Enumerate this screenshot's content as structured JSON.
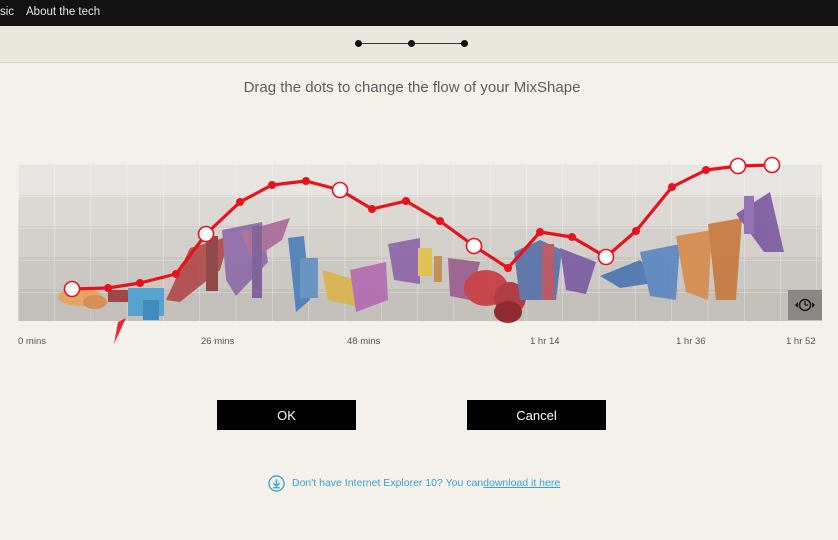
{
  "nav": {
    "music_partial": "sic",
    "about": "About the tech"
  },
  "steps": {
    "count": 3,
    "active": 2
  },
  "instruction": "Drag the dots to change the flow of your MixShape",
  "timeline": {
    "start": "0 mins",
    "labels": [
      "26 mins",
      "48 mins",
      "1 hr 14",
      "1 hr 36",
      "1 hr 52"
    ],
    "control_icon": "clock-arrows-icon"
  },
  "flow_curve_color": "#e8121b",
  "buttons": {
    "ok": "OK",
    "cancel": "Cancel"
  },
  "ie_note": {
    "icon": "download-icon",
    "text": "Don't have Internet Explorer 10? You can ",
    "link": "download it here"
  }
}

SHORT TASK
In the listing, find every line containing the word "download" and list it.

ANSWER
    "icon": "download-icon",
    "link": "download it here"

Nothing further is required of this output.